● STATED GOAL: Identify each line containing the word "Impulso" and copy it.

● LISTED RECORDS:
********
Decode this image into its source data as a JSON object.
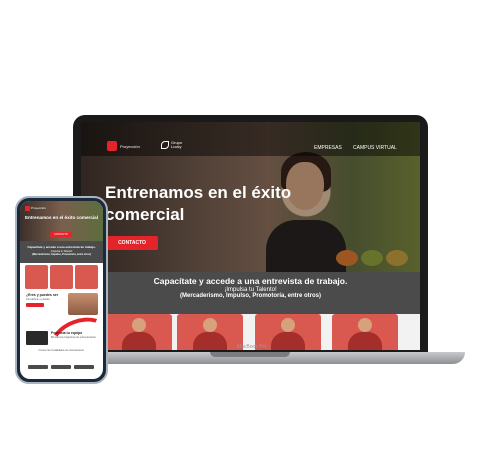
{
  "desktop": {
    "brand_left": "Proyección",
    "brand_right": "Grupo\nLucky",
    "nav": [
      "EMPRESAS",
      "CAMPUS VIRTUAL"
    ],
    "hero_title": "Entrenamos en el éxito comercial",
    "cta": "CONTACTO",
    "info_title": "Capacítate y accede a una entrevista de trabajo.",
    "info_sub1": "¡Impulsa tu Talento!",
    "info_sub2": "(Mercaderismo, Impulso, Promotoría, entre otros)",
    "device_label": "MacBook Pro"
  },
  "mobile": {
    "brand": "Proyección",
    "hero_title": "Entrenamos en el éxito comercial",
    "cta": "CONTACTO",
    "band_title": "Capacítate y accede a una entrevista de trabajo.",
    "band_sub1": "¡Impulsa tu Talento!",
    "band_sub2": "(Mercaderismo, Impulso, Promotoría, entre otros)",
    "section_title": "¿Eres y puedes ser",
    "section_text": "Conviértete y postula",
    "section2_title": "Potencia tu equipo",
    "section2_text": "Brindamos programas de entrenamiento.",
    "footer_text": "Conoce las modalidades de entrenamiento."
  },
  "colors": {
    "accent": "#e4242b",
    "band": "#4b4b4b"
  }
}
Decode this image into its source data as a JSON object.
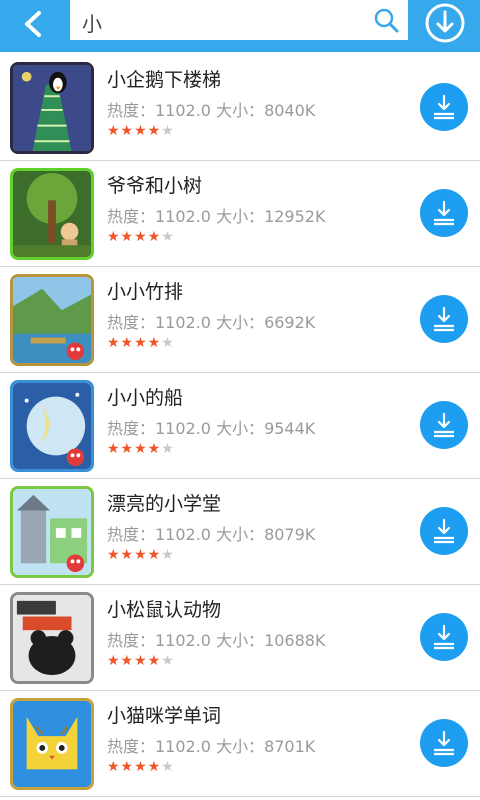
{
  "colors": {
    "accent": "#35a9ec",
    "download_button": "#1e9ef0",
    "star_on": "#f0552a",
    "star_off": "#c9c9c9"
  },
  "header": {
    "search_value": "小",
    "back_icon": "back-arrow-icon",
    "search_icon": "search-icon",
    "download_manager_icon": "download-circle-icon"
  },
  "apps": [
    {
      "title": "小企鹅下楼梯",
      "meta": "热度：1102.0  大小：8040K",
      "stars": "★★★★",
      "stars_empty": "★",
      "rating": 4
    },
    {
      "title": "爷爷和小树",
      "meta": "热度：1102.0  大小：12952K",
      "stars": "★★★★",
      "stars_empty": "★",
      "rating": 4
    },
    {
      "title": "小小竹排",
      "meta": "热度：1102.0  大小：6692K",
      "stars": "★★★★",
      "stars_empty": "★",
      "rating": 4
    },
    {
      "title": "小小的船",
      "meta": "热度：1102.0  大小：9544K",
      "stars": "★★★★",
      "stars_empty": "★",
      "rating": 4
    },
    {
      "title": "漂亮的小学堂",
      "meta": "热度：1102.0  大小：8079K",
      "stars": "★★★★",
      "stars_empty": "★",
      "rating": 4
    },
    {
      "title": "小松鼠认动物",
      "meta": "热度：1102.0  大小：10688K",
      "stars": "★★★★",
      "stars_empty": "★",
      "rating": 4
    },
    {
      "title": "小猫咪学单词",
      "meta": "热度：1102.0  大小：8701K",
      "stars": "★★★★",
      "stars_empty": "★",
      "rating": 4
    }
  ]
}
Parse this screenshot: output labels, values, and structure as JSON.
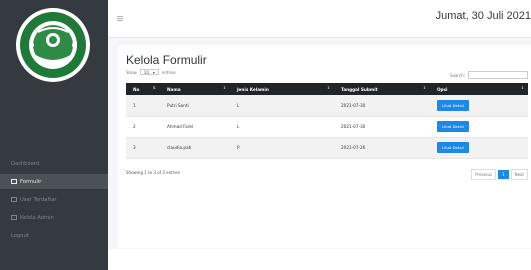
********
● IN RESPONSE:
    "info_sub2": "(Mercaderismo, Impulso, Promotoría, entre otros)",
    "band_sub2": "(Mercaderismo, Impulso, Promotoría, entre otros)",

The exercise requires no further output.